--- start Materials provided ---
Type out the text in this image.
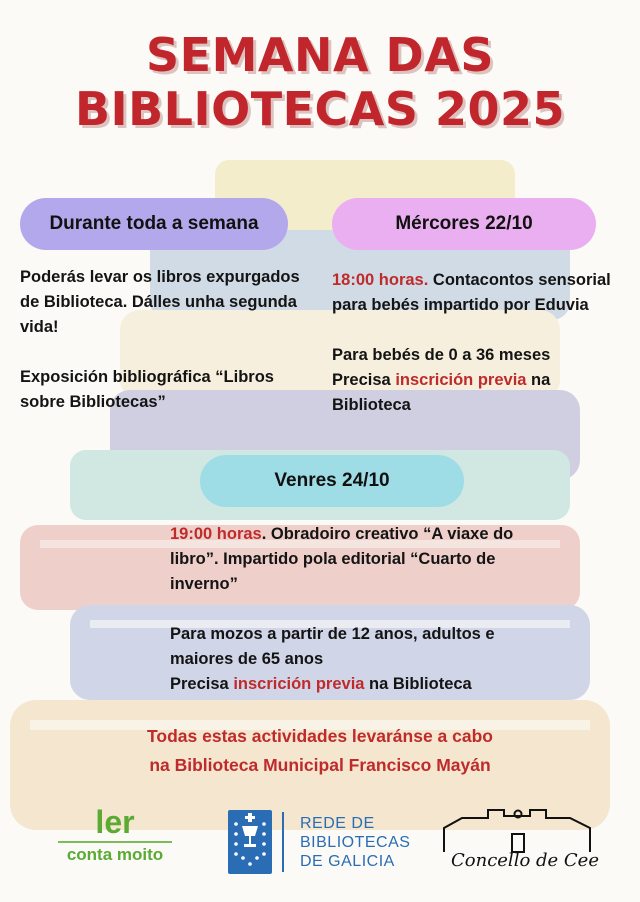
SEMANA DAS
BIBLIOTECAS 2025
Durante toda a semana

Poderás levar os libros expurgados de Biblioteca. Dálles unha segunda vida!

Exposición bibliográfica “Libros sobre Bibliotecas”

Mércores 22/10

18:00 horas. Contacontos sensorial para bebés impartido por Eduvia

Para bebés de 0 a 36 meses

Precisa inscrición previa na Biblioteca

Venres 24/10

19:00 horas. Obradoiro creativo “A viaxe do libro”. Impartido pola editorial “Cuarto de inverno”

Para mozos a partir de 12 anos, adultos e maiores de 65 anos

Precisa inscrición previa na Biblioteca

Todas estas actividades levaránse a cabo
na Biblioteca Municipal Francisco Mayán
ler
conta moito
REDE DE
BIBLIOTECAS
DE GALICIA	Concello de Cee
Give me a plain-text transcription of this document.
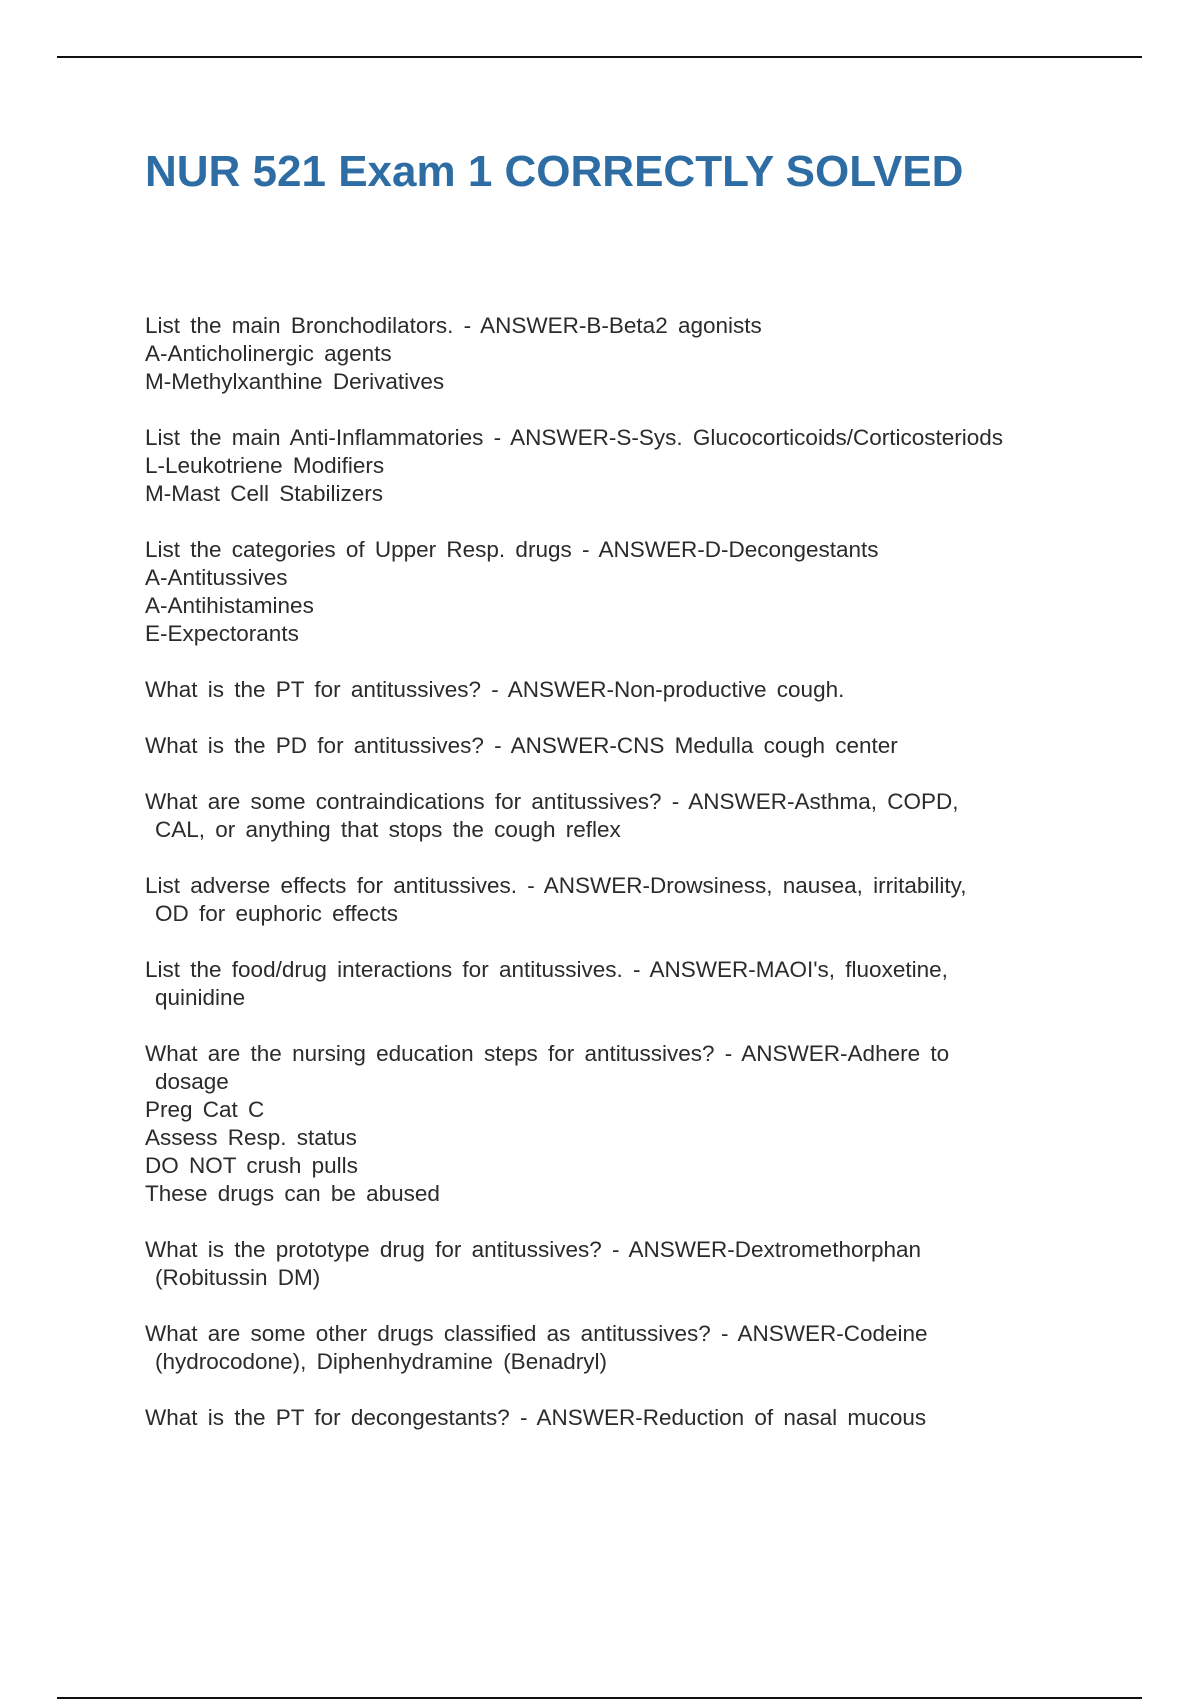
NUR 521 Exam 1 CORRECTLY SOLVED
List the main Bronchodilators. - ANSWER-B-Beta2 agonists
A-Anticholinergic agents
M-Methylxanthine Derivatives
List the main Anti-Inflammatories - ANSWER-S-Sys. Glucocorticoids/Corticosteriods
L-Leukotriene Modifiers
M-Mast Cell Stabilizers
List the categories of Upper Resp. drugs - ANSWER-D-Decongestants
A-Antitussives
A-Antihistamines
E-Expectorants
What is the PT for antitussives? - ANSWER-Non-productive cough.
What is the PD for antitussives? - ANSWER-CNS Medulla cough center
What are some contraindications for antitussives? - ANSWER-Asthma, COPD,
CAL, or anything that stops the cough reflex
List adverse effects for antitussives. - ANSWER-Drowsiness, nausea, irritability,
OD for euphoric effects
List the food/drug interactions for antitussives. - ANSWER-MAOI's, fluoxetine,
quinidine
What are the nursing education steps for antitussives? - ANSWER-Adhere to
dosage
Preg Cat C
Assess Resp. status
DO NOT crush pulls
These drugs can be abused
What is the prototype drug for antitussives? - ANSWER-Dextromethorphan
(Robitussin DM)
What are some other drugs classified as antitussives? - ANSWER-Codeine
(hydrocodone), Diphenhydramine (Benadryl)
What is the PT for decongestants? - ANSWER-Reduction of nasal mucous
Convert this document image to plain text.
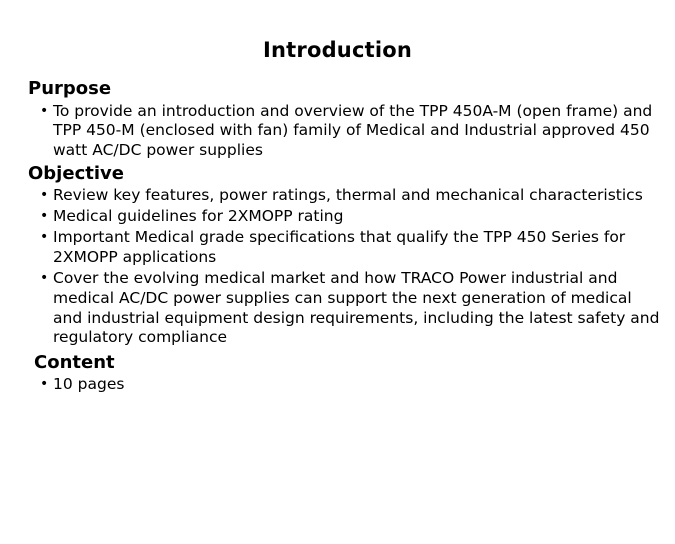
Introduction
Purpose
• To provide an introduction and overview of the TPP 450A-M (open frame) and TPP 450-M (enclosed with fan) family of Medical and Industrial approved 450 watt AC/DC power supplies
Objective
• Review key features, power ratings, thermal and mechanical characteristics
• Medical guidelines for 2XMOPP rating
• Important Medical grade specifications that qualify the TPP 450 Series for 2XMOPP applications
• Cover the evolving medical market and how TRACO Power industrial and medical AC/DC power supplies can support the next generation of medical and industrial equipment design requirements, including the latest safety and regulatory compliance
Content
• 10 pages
--- end Materials provided ---
• _Exercise requirements_:
Give the data again exactly as written, with all pictures left out.

• _Result_:
Type out the text in this image.
SEMANA DAS
BIBLIOTECAS 2025
Durante toda a semana

Poderás levar os libros expurgados de Biblioteca. Dálles unha segunda vida!

Exposición bibliográfica “Libros sobre Bibliotecas”

Mércores 22/10

18:00 horas. Contacontos sensorial para bebés impartido por Eduvia

Para bebés de 0 a 36 meses

Precisa inscrición previa na Biblioteca

Venres 24/10

19:00 horas. Obradoiro creativo “A viaxe do libro”. Impartido pola editorial “Cuarto de inverno”

Para mozos a partir de 12 anos, adultos e maiores de 65 anos

Precisa inscrición previa na Biblioteca

Todas estas actividades levaránse a cabo
na Biblioteca Municipal Francisco Mayán
ler
conta moito
REDE DE
BIBLIOTECAS
DE GALICIA	Concello de Cee
Give me a plain-text transcription of this document.
NUR 521 Exam 1 CORRECTLY SOLVED
List the main Bronchodilators. - ANSWER-B-Beta2 agonists
A-Anticholinergic agents
M-Methylxanthine Derivatives
List the main Anti-Inflammatories - ANSWER-S-Sys. Glucocorticoids/Corticosteriods
L-Leukotriene Modifiers
M-Mast Cell Stabilizers
List the categories of Upper Resp. drugs - ANSWER-D-Decongestants
A-Antitussives
A-Antihistamines
E-Expectorants
What is the PT for antitussives? - ANSWER-Non-productive cough.
What is the PD for antitussives? - ANSWER-CNS Medulla cough center
What are some contraindications for antitussives? - ANSWER-Asthma, COPD,
CAL, or anything that stops the cough reflex
List adverse effects for antitussives. - ANSWER-Drowsiness, nausea, irritability,
OD for euphoric effects
List the food/drug interactions for antitussives. - ANSWER-MAOI's, fluoxetine,
quinidine
What are the nursing education steps for antitussives? - ANSWER-Adhere to
dosage
Preg Cat C
Assess Resp. status
DO NOT crush pulls
These drugs can be abused
What is the prototype drug for antitussives? - ANSWER-Dextromethorphan
(Robitussin DM)
What are some other drugs classified as antitussives? - ANSWER-Codeine
(hydrocodone), Diphenhydramine (Benadryl)
What is the PT for decongestants? - ANSWER-Reduction of nasal mucous
Convert this document image to plain text.
Introduction
Purpose
• To provide an introduction and overview of the TPP 450A-M (open frame) and TPP 450-M (enclosed with fan) family of Medical and Industrial approved 450 watt AC/DC power supplies
Objective
• Review key features, power ratings, thermal and mechanical characteristics
• Medical guidelines for 2XMOPP rating
• Important Medical grade specifications that qualify the TPP 450 Series for 2XMOPP applications
• Cover the evolving medical market and how TRACO Power industrial and medical AC/DC power supplies can support the next generation of medical and industrial equipment design requirements, including the latest safety and regulatory compliance
Content
• 10 pages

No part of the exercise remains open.